--- START OF INPUT FOR THIS TASK ---

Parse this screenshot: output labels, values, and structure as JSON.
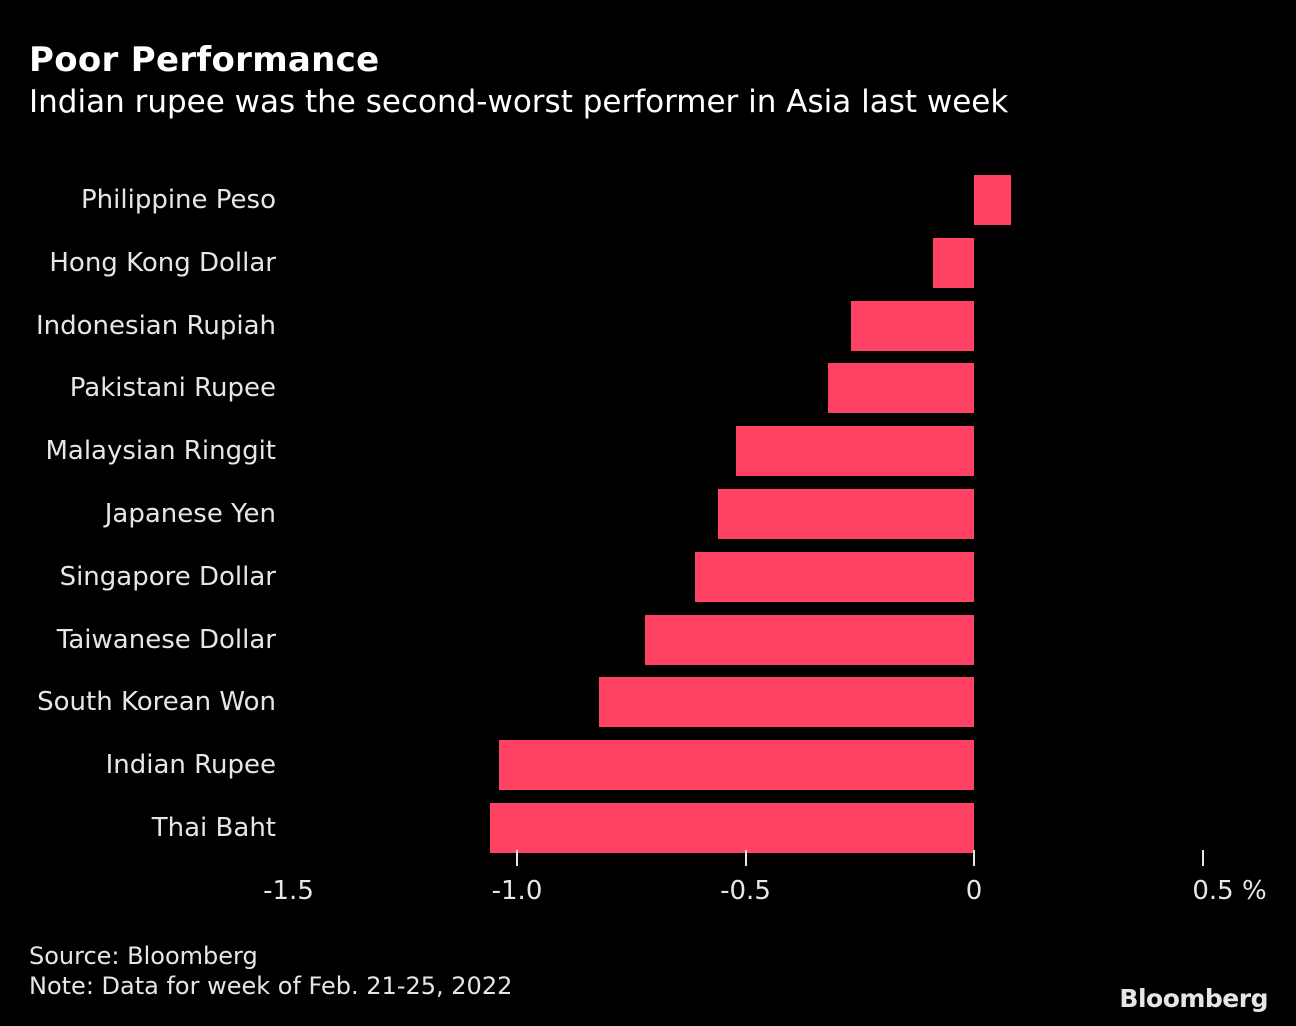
{
  "header": {
    "title": "Poor Performance",
    "subtitle": "Indian rupee was the second-worst performer in Asia last week"
  },
  "footer": {
    "source": "Source: Bloomberg",
    "note": "Note: Data for week of Feb. 21-25, 2022",
    "logo": "Bloomberg"
  },
  "axis": {
    "ticks": [
      {
        "value": -1.5,
        "label": "-1.5",
        "show_tick": false
      },
      {
        "value": -1.0,
        "label": "-1.0",
        "show_tick": true
      },
      {
        "value": -0.5,
        "label": "-0.5",
        "show_tick": true
      },
      {
        "value": 0,
        "label": "0",
        "show_tick": true
      },
      {
        "value": 0.5,
        "label": "0.5 %",
        "show_tick": true
      }
    ]
  },
  "colors": {
    "bar": "#ff4163",
    "background": "#000000",
    "text": "#e6e6e6"
  },
  "chart_data": {
    "type": "bar",
    "orientation": "horizontal",
    "title": "Poor Performance",
    "subtitle": "Indian rupee was the second-worst performer in Asia last week",
    "categories": [
      "Philippine Peso",
      "Hong Kong Dollar",
      "Indonesian Rupiah",
      "Pakistani Rupee",
      "Malaysian Ringgit",
      "Japanese Yen",
      "Singapore Dollar",
      "Taiwanese Dollar",
      "South Korean Won",
      "Indian Rupee",
      "Thai Baht"
    ],
    "values": [
      0.08,
      -0.09,
      -0.27,
      -0.32,
      -0.52,
      -0.56,
      -0.61,
      -0.72,
      -0.82,
      -1.04,
      -1.06
    ],
    "xlabel": "%",
    "ylabel": "",
    "xlim": [
      -1.5,
      0.5
    ],
    "xticks": [
      -1.5,
      -1.0,
      -0.5,
      0,
      0.5
    ],
    "grid": false,
    "legend": null,
    "source": "Source: Bloomberg",
    "note": "Note: Data for week of Feb. 21-25, 2022"
  }
}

--- END OF INPUT FOR THIS TASK ---

■ CHALLENGE
The records above must be printed exactly; the pictures stay out.

■ TASK ANSWER
Parse this screenshot: output labels, values, and structure as JSON.
{
  "header": {
    "title": "Poor Performance",
    "subtitle": "Indian rupee was the second-worst performer in Asia last week"
  },
  "footer": {
    "source": "Source: Bloomberg",
    "note": "Note: Data for week of Feb. 21-25, 2022",
    "logo": "Bloomberg"
  },
  "axis": {
    "ticks": [
      {
        "value": -1.5,
        "label": "-1.5",
        "show_tick": false
      },
      {
        "value": -1.0,
        "label": "-1.0",
        "show_tick": true
      },
      {
        "value": -0.5,
        "label": "-0.5",
        "show_tick": true
      },
      {
        "value": 0,
        "label": "0",
        "show_tick": true
      },
      {
        "value": 0.5,
        "label": "0.5 %",
        "show_tick": true
      }
    ]
  },
  "colors": {
    "bar": "#ff4163",
    "background": "#000000",
    "text": "#e6e6e6"
  },
  "chart_data": {
    "type": "bar",
    "orientation": "horizontal",
    "title": "Poor Performance",
    "subtitle": "Indian rupee was the second-worst performer in Asia last week",
    "categories": [
      "Philippine Peso",
      "Hong Kong Dollar",
      "Indonesian Rupiah",
      "Pakistani Rupee",
      "Malaysian Ringgit",
      "Japanese Yen",
      "Singapore Dollar",
      "Taiwanese Dollar",
      "South Korean Won",
      "Indian Rupee",
      "Thai Baht"
    ],
    "values": [
      0.08,
      -0.09,
      -0.27,
      -0.32,
      -0.52,
      -0.56,
      -0.61,
      -0.72,
      -0.82,
      -1.04,
      -1.06
    ],
    "xlabel": "%",
    "ylabel": "",
    "xlim": [
      -1.5,
      0.5
    ],
    "xticks": [
      -1.5,
      -1.0,
      -0.5,
      0,
      0.5
    ],
    "grid": false,
    "legend": null,
    "source": "Source: Bloomberg",
    "note": "Note: Data for week of Feb. 21-25, 2022"
  }
}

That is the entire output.